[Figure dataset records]
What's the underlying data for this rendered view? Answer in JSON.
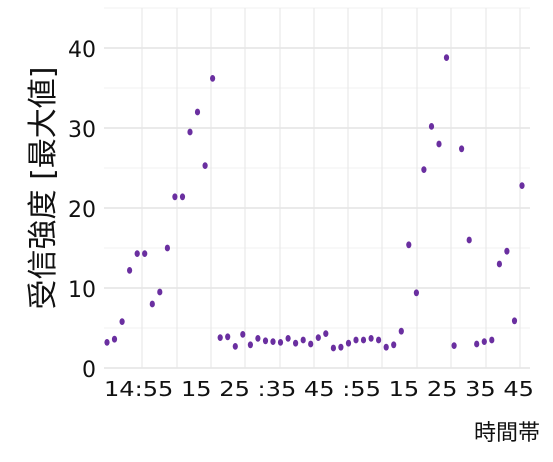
{
  "chart_data": {
    "type": "scatter",
    "ylabel": "受信強度 [最大値]",
    "xlabel": "時間帯",
    "ylim": [
      0,
      45
    ],
    "yticks": [
      0,
      10,
      20,
      30,
      40
    ],
    "grid": true,
    "point_color": "#6a2fa0",
    "x_tick_text": "14:55 15 25 :35 45 :55 15 25 35 45",
    "series": [
      {
        "values": [
          3.2,
          3.6,
          5.8,
          12.2,
          14.3,
          14.3,
          8.0,
          9.5,
          15.0,
          21.4,
          21.4,
          29.5,
          32.0,
          25.3,
          36.2,
          3.8,
          3.9,
          2.7,
          4.2,
          2.9,
          3.7,
          3.4,
          3.3,
          3.2,
          3.7,
          3.1,
          3.5,
          3.0,
          3.8,
          4.3,
          2.5,
          2.6,
          3.1,
          3.5,
          3.5,
          3.7,
          3.5,
          2.6,
          2.9,
          4.6,
          15.4,
          9.4,
          24.8,
          30.2,
          28.0,
          38.8,
          2.8,
          27.4,
          16.0,
          3.0,
          3.3,
          3.5,
          13.0,
          14.6,
          5.9,
          22.8
        ]
      }
    ]
  }
}
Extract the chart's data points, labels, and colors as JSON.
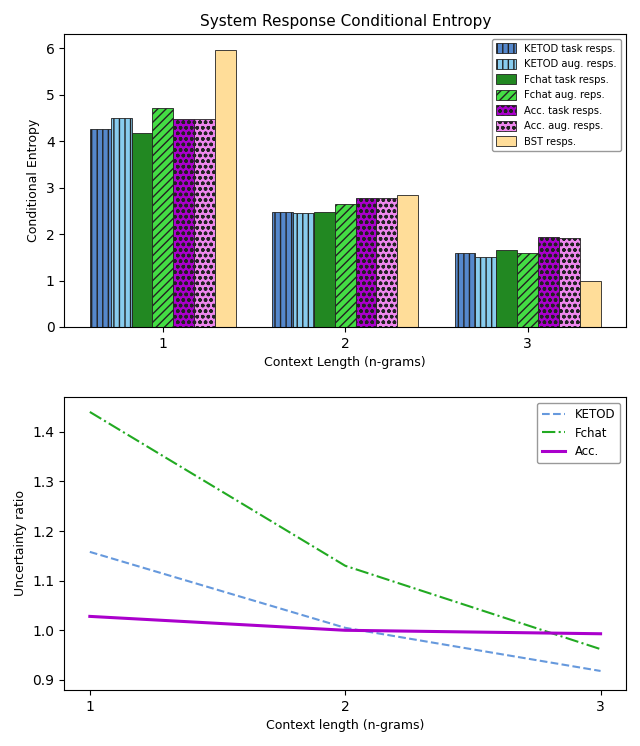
{
  "title": "System Response Conditional Entropy",
  "bar_xlabel": "Context Length (n-grams)",
  "bar_ylabel": "Conditional Entropy",
  "line_xlabel": "Context length (n-grams)",
  "line_ylabel": "Uncertainty ratio",
  "x_positions": [
    1,
    2,
    3
  ],
  "bar_groups": {
    "KETOD task resps.": {
      "values": [
        4.25,
        2.47,
        1.6
      ],
      "color": "#5588CC",
      "hatch": "|||",
      "edgecolor": "#222222"
    },
    "KETOD aug. resps.": {
      "values": [
        4.5,
        2.45,
        1.5
      ],
      "color": "#88CCEE",
      "hatch": "|||",
      "edgecolor": "#222222"
    },
    "Fchat task resps.": {
      "values": [
        4.18,
        2.47,
        1.65
      ],
      "color": "#228822",
      "hatch": "",
      "edgecolor": "#222222"
    },
    "Fchat aug. reps.": {
      "values": [
        4.72,
        2.65,
        1.6
      ],
      "color": "#44DD44",
      "hatch": "////",
      "edgecolor": "#222222"
    },
    "Acc. task resps.": {
      "values": [
        4.47,
        2.77,
        1.93
      ],
      "color": "#AA00CC",
      "hatch": "ooo",
      "edgecolor": "#222222"
    },
    "Acc. aug. resps.": {
      "values": [
        4.47,
        2.78,
        1.92
      ],
      "color": "#EE88EE",
      "hatch": "ooo",
      "edgecolor": "#222222"
    },
    "BST resps.": {
      "values": [
        5.97,
        2.85,
        0.98
      ],
      "color": "#FFDD99",
      "hatch": "",
      "edgecolor": "#222222"
    }
  },
  "line_data": {
    "KETOD": {
      "values": [
        1.158,
        1.005,
        0.918
      ],
      "color": "#6699DD",
      "linestyle": "--"
    },
    "Fchat": {
      "values": [
        1.44,
        1.13,
        0.962
      ],
      "color": "#22AA22",
      "linestyle": "-."
    },
    "Acc.": {
      "values": [
        1.028,
        1.0,
        0.993
      ],
      "color": "#AA00CC",
      "linestyle": "-"
    }
  },
  "bar_ylim": [
    0,
    6.3
  ],
  "line_ylim": [
    0.88,
    1.47
  ],
  "bar_yticks": [
    0,
    1,
    2,
    3,
    4,
    5,
    6
  ],
  "line_yticks": [
    0.9,
    1.0,
    1.1,
    1.2,
    1.3,
    1.4
  ],
  "figsize": [
    6.4,
    7.46
  ],
  "dpi": 100
}
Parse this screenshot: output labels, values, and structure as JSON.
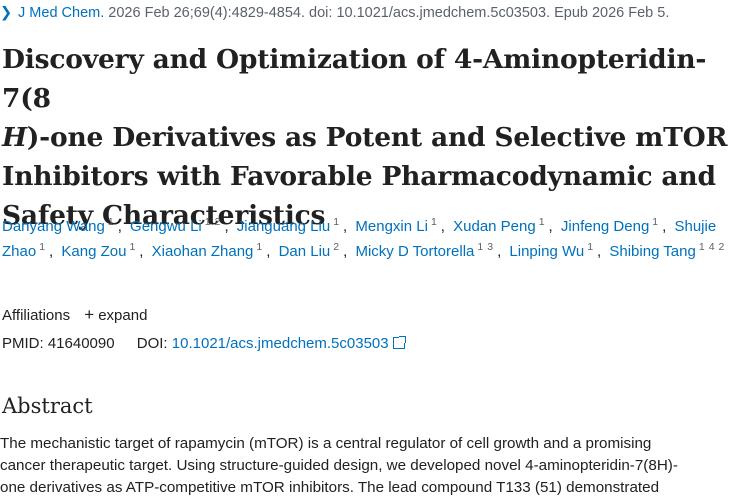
{
  "citation": {
    "journal": "J Med Chem.",
    "details": "2026 Feb 26;69(4):4829-4854. doi: 10.1021/acs.jmedchem.5c03503. Epub 2026 Feb 5."
  },
  "title": {
    "line1": "Discovery and Optimization of 4-Aminopteridin-7(8",
    "line2_italic": "H",
    "line2_rest": ")-one Derivatives as Potent and Selective mTOR",
    "line3": "Inhibitors with Favorable Pharmacodynamic and",
    "line4": "Safety Characteristics"
  },
  "authors": [
    {
      "name": "Danyang Wang",
      "affils": [
        "1"
      ]
    },
    {
      "name": "Gengwu Li",
      "affils": [
        "1",
        "2"
      ]
    },
    {
      "name": "Jianguang Liu",
      "affils": [
        "1"
      ]
    },
    {
      "name": "Mengxin Li",
      "affils": [
        "1"
      ]
    },
    {
      "name": "Xudan Peng",
      "affils": [
        "1"
      ]
    },
    {
      "name": "Jinfeng Deng",
      "affils": [
        "1"
      ]
    },
    {
      "name": "Shujie Zhao",
      "affils": [
        "1"
      ]
    },
    {
      "name": "Kang Zou",
      "affils": [
        "1"
      ]
    },
    {
      "name": "Xiaohan Zhang",
      "affils": [
        "1"
      ]
    },
    {
      "name": "Dan Liu",
      "affils": [
        "2"
      ]
    },
    {
      "name": "Micky D Tortorella",
      "affils": [
        "1",
        "3"
      ]
    },
    {
      "name": "Linping Wu",
      "affils": [
        "1"
      ]
    },
    {
      "name": "Shibing Tang",
      "affils": [
        "1",
        "4",
        "2"
      ]
    }
  ],
  "affiliations": {
    "label": "Affiliations",
    "expand_label": "expand"
  },
  "ids": {
    "pmid_label": "PMID:",
    "pmid": "41640090",
    "doi_label": "DOI:",
    "doi": "10.1021/acs.jmedchem.5c03503"
  },
  "abstract": {
    "heading": "Abstract",
    "line1": "The mechanistic target of rapamycin (mTOR) is a central regulator of cell growth and a promising",
    "line2": "cancer therapeutic target. Using structure-guided design, we developed novel 4-aminopteridin-7(8H)-",
    "line3": "one derivatives as ATP-competitive mTOR inhibitors. The lead compound T133 (51) demonstrated"
  }
}
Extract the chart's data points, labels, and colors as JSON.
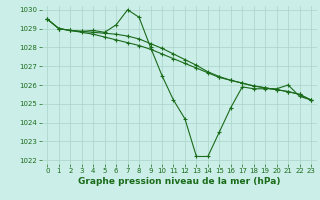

Directive ::
Out of the preceding entries, pull every line containing the string "Conditional".

Solution to this problem ::
  "title": "System Response Conditional Entropy",
  "bar_ylabel": "Conditional Entropy",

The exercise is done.